## start

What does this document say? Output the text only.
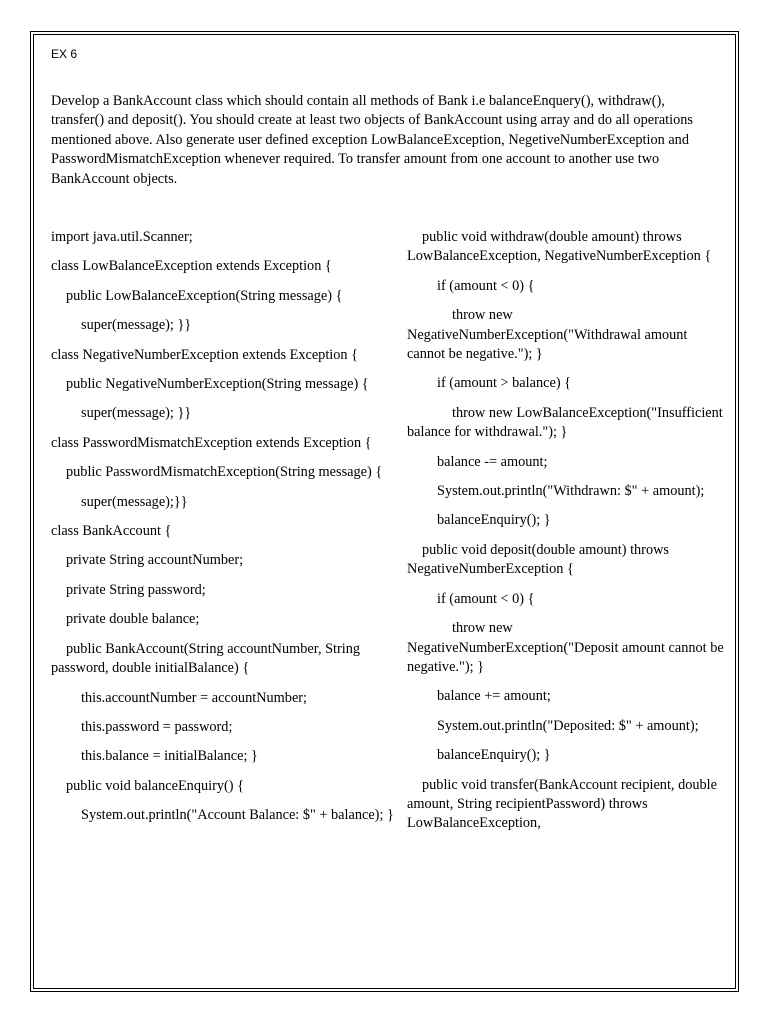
EX 6
Develop a BankAccount class which should contain all methods of Bank i.e balanceEnquery(), withdraw(), transfer() and deposit(). You should create at least two objects of BankAccount using array and do all operations mentioned above. Also generate user defined exception LowBalanceException, NegetiveNumberException and PasswordMismatchException whenever required. To transfer amount from one account to another use two BankAccount objects.

import java.util.Scanner;

class LowBalanceException extends Exception {

public LowBalanceException(String message) {

super(message); }}

class NegativeNumberException extends Exception {

public NegativeNumberException(String message) {

super(message); }}

class PasswordMismatchException extends Exception {

public PasswordMismatchException(String message) {

super(message);}}

class BankAccount {

private String accountNumber;

private String password;

private double balance;

public BankAccount(String accountNumber, String password, double initialBalance) {

this.accountNumber = accountNumber;

this.password = password;

this.balance = initialBalance; }

public void balanceEnquiry() {

System.out.println("Account Balance: $" + balance); }

public void withdraw(double amount) throws LowBalanceException, NegativeNumberException {

if (amount < 0) {

throw new NegativeNumberException("Withdrawal amount cannot be negative."); }

if (amount > balance) {

throw new LowBalanceException("Insufficient balance for withdrawal."); }

balance -= amount;

System.out.println("Withdrawn: $" + amount);

balanceEnquiry(); }

public void deposit(double amount) throws NegativeNumberException {

if (amount < 0) {

throw new NegativeNumberException("Deposit amount cannot be negative."); }

balance += amount;

System.out.println("Deposited: $" + amount);

balanceEnquiry(); }

public void transfer(BankAccount recipient, double amount, String recipientPassword) throws LowBalanceException,
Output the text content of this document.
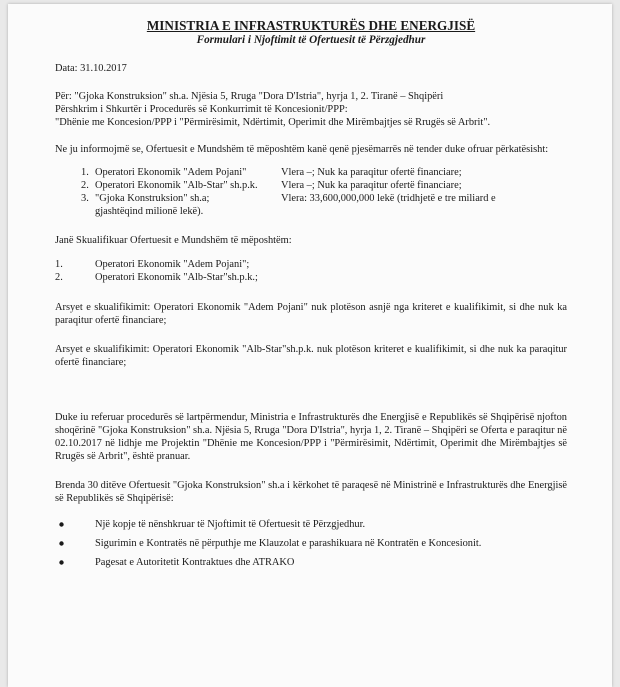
MINISTRIA E INFRASTRUKTURËS DHE ENERGJISË

Formulari i Njoftimit të Ofertuesit të Përzgjedhur

Data: 31.10.2017

Për: "Gjoka Konstruksion" sh.a. Njësia 5, Rruga "Dora D'Istria", hyrja 1, 2. Tiranë – Shqipëri

Përshkrim i Shkurtër i Procedurës së Konkurrimit të Koncesionit/PPP:

"Dhënie me Koncesion/PPP i "Përmirësimit, Ndërtimit, Operimit dhe Mirëmbajtjes së Rrugës së Arbrit".

Ne ju informojmë se, Ofertuesit e Mundshëm të mëposhtëm kanë qenë pjesëmarrës në tender duke ofruar përkatësisht:

1. Operatori Ekonomik "Adem Pojani"	Vlera –; Nuk ka paraqitur ofertë financiare;
2. Operatori Ekonomik "Alb-Star" sh.p.k.	Vlera –; Nuk ka paraqitur ofertë financiare;
3. "Gjoka Konstruksion" sh.a;	Vlera: 33,600,000,000 lekë (tridhjetë e tre miliard e

gjashtëqind milionë lekë).

Janë Skualifikuar Ofertuesit e Mundshëm të mëposhtëm:

1.	Operatori Ekonomik "Adem Pojani";
2.	Operatori Ekonomik "Alb-Star"sh.p.k.;

Arsyet e skualifikimit: Operatori Ekonomik "Adem Pojani" nuk plotëson asnjë nga kriteret e kualifikimit, si dhe nuk ka paraqitur ofertë financiare;

Arsyet e skualifikimit: Operatori Ekonomik "Alb-Star"sh.p.k. nuk plotëson kriteret e kualifikimit, si dhe nuk ka paraqitur ofertë financiare;

Duke iu referuar procedurës së lartpërmendur, Ministria e Infrastrukturës dhe Energjisë e Republikës së Shqipërisë njofton shoqërinë "Gjoka Konstruksion" sh.a. Njësia 5, Rruga "Dora D'Istria", hyrja 1, 2. Tiranë – Shqipëri se Oferta e paraqitur në 02.10.2017 në lidhje me Projektin "Dhënie me Koncesion/PPP i "Përmirësimit, Ndërtimit, Operimit dhe Mirëmbajtjes së Rrugës së Arbrit", është pranuar.

Brenda 30 ditëve Ofertuesit "Gjoka Konstruksion" sh.a i kërkohet të paraqesë në Ministrinë e Infrastrukturës dhe Energjisë së Republikës së Shqipërisë:

Një kopje të nënshkruar të Njoftimit të Ofertuesit të Përzgjedhur.
Sigurimin e Kontratës në përputhje me Klauzolat e parashikuara në Kontratën e Koncesionit.
Pagesat e Autoritetit Kontraktues dhe ATRAKO
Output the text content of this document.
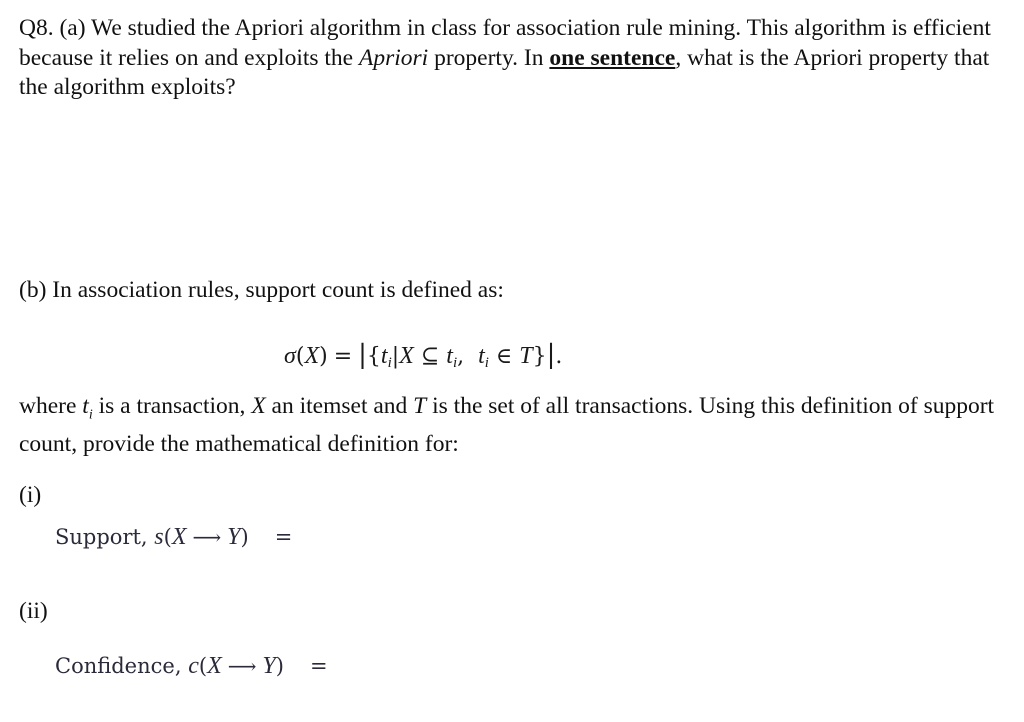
Q8. (a) We studied the Apriori algorithm in class for association rule mining. This algorithm is efficient because it relies on and exploits the Apriori property. In one sentence, what is the Apriori property that the algorithm exploits?

(b) In association rules, support count is defined as:

$\sigma(X) = |\{t_i|X$ ⊆ $t_i$,  $t_i$ ∈ T}|.

where $t_i$ is a transaction, X an itemset and T is the set of all transactions. Using this definition of support count, provide the mathematical definition for:

(i)
Support, s(X ⟶ Y) =
(ii)
Confidence, c(X ⟶ Y) =
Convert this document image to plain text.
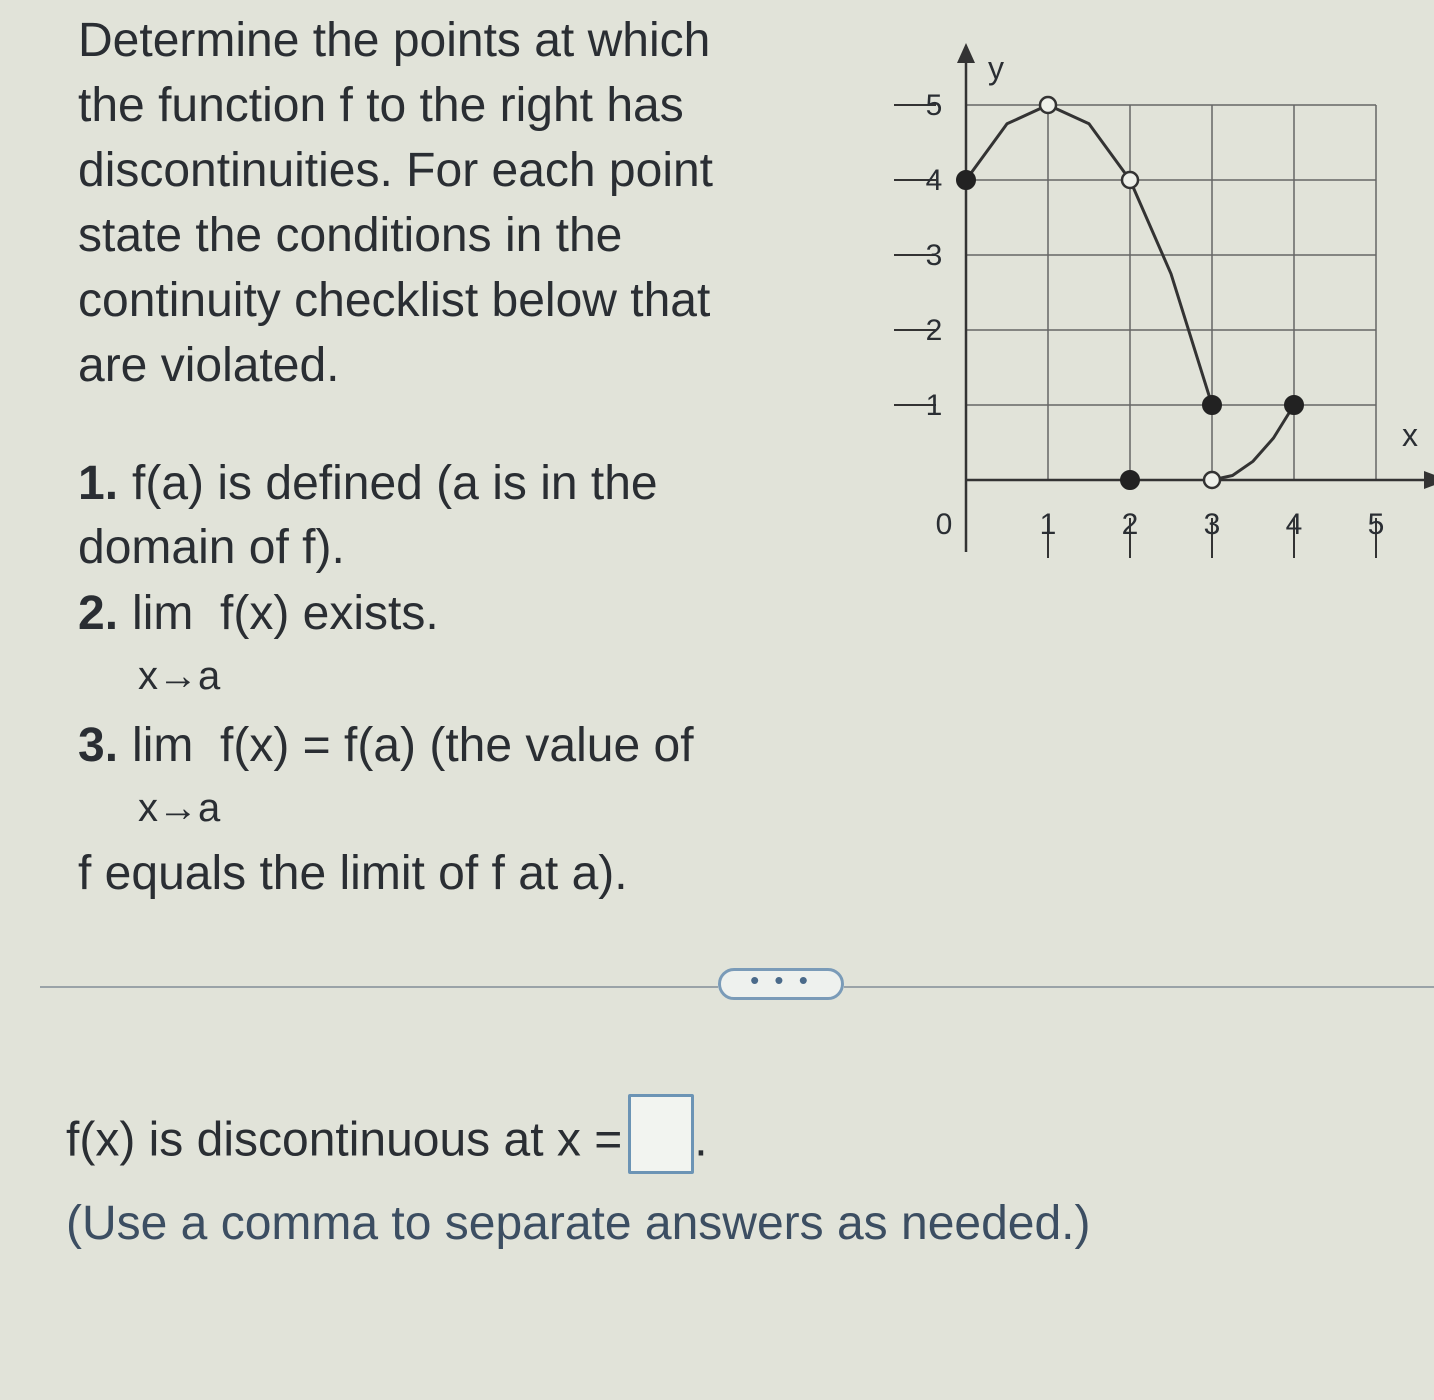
Determine the points at which

the function f to the right has

discontinuities. For each point

state the conditions in the

continuity checklist below that

are violated.

1. f(a) is defined (a is in the
domain of f).
2. lim f(x) exists.
x→a
3. lim f(x) = f(a) (the value of
x→a
f equals the limit of f at a).
0	1 2 3 4 5
1
2
3
4
5
y
x
• • •
f(x) is discontinuous at x = .
(Use a comma to separate answers as needed.)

## end

--- Work to be completed ---
Make an exact copy of the lines above, starting at the line that contains "Convert this document image to plain text." and running through the final line of the entries. Omit the pictures.

--- Finished exercise ---
Convert this document image to plain text.
Determine the points at which

the function f to the right has

discontinuities. For each point

state the conditions in the

continuity checklist below that

are violated.

1. f(a) is defined (a is in the
domain of f).
2. lim f(x) exists.
x→a
3. lim f(x) = f(a) (the value of
x→a
f equals the limit of f at a).
0	1 2 3 4 5
1
2
3
4
5
y
x
• • •
f(x) is discontinuous at x = .
(Use a comma to separate answers as needed.)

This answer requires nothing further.